Records from a data source:
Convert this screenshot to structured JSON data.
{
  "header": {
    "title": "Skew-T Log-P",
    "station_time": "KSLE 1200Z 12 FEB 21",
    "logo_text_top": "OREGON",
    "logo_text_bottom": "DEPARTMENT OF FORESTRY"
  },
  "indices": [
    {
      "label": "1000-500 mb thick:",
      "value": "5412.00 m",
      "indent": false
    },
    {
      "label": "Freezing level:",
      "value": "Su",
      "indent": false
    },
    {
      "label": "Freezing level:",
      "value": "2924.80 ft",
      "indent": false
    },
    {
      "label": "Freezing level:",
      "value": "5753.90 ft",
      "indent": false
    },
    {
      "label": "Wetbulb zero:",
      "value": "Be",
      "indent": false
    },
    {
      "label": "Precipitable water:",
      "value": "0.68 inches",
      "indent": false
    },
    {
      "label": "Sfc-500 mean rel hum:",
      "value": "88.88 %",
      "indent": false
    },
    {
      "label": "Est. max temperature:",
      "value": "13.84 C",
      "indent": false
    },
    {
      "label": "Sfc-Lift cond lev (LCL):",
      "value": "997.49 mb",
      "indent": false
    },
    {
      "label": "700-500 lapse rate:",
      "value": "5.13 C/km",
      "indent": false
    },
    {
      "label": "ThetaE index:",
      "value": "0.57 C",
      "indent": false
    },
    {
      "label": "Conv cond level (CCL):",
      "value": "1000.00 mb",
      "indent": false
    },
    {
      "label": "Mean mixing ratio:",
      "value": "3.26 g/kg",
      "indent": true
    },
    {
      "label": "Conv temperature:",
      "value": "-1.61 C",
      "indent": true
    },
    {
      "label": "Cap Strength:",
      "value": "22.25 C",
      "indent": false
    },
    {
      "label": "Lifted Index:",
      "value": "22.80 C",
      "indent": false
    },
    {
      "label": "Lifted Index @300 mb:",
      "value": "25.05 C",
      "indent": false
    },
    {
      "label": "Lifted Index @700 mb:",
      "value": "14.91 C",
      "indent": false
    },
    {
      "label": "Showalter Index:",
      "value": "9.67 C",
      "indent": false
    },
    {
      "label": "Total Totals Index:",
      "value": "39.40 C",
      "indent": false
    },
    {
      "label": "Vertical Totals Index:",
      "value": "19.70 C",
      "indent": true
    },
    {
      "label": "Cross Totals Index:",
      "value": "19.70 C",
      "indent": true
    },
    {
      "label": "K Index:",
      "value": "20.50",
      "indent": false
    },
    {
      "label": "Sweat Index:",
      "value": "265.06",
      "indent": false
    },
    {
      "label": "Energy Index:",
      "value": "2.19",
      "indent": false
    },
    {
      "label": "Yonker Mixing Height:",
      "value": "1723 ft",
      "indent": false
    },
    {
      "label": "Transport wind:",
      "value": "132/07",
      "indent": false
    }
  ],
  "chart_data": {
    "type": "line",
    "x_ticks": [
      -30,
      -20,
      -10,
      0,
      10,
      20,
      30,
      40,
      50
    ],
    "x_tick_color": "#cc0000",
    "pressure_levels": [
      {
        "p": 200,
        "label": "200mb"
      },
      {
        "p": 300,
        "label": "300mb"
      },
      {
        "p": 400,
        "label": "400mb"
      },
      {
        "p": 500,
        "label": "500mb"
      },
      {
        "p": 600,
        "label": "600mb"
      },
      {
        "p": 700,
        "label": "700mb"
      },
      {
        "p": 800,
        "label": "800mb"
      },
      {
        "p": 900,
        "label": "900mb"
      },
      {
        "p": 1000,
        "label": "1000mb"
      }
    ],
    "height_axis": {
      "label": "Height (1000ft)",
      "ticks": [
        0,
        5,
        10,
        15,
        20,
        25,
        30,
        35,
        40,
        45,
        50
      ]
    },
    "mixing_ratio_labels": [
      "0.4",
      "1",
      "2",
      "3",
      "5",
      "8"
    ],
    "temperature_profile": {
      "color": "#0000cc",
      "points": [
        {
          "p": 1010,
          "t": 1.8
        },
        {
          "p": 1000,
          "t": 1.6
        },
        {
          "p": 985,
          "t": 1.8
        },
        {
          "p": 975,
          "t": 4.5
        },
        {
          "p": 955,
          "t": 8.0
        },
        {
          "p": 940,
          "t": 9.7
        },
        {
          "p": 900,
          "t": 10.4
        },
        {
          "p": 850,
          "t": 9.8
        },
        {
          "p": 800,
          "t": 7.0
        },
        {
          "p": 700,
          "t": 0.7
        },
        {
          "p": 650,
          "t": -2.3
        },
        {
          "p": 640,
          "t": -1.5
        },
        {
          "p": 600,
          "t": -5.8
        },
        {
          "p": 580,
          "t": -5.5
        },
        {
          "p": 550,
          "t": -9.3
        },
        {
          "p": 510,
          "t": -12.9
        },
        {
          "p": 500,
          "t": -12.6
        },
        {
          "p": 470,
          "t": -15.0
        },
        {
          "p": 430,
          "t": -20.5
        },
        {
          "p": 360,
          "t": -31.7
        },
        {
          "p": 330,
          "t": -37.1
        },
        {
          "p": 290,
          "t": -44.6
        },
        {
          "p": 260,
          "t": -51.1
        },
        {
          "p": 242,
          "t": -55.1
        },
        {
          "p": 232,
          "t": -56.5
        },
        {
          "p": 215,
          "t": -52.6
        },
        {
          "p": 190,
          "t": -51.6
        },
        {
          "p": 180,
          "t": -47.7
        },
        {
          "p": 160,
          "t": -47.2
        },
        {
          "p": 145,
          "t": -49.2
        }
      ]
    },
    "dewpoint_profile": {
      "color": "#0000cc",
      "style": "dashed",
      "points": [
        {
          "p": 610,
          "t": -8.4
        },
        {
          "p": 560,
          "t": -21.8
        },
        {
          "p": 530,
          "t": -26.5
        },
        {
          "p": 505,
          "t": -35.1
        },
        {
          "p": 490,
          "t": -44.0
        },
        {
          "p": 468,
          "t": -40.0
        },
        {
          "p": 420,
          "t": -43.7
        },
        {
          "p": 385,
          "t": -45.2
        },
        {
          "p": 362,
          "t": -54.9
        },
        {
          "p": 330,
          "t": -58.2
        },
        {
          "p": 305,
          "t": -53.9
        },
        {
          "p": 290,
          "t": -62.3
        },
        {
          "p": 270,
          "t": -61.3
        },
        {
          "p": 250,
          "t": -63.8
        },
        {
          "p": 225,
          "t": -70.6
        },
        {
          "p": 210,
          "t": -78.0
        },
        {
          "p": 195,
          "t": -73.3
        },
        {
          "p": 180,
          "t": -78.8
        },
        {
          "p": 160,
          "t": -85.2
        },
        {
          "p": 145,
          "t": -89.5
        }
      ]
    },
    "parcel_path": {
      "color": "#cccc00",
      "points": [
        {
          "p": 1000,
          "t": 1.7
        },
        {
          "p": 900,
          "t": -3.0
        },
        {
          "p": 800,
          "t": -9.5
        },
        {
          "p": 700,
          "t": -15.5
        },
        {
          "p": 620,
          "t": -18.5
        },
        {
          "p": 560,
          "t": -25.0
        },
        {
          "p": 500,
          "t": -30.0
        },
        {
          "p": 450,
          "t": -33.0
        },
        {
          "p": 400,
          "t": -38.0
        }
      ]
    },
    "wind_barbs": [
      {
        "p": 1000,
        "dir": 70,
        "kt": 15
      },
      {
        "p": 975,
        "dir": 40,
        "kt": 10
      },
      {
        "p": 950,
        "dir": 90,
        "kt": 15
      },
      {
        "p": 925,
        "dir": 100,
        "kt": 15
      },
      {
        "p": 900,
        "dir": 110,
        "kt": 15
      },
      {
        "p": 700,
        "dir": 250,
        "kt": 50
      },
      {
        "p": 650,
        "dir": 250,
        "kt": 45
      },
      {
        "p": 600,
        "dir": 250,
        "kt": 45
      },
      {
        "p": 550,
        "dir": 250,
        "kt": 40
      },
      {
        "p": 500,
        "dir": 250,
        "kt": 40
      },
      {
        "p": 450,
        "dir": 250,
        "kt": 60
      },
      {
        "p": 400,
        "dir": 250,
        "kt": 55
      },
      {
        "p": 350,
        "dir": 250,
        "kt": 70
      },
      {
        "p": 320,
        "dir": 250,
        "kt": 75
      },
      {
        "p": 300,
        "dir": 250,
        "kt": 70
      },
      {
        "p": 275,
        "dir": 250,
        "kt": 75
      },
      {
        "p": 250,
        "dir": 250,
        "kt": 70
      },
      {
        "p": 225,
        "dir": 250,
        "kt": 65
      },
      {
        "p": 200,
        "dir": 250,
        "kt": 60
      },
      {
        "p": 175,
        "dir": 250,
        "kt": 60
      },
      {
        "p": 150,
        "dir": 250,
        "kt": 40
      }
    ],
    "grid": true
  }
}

_Written instruction_:
Your task is to list each line of the records with the word "Lifted".

_Response_:
      "label": "Lifted Index:",
      "label": "Lifted Index @300 mb:",
      "label": "Lifted Index @700 mb:",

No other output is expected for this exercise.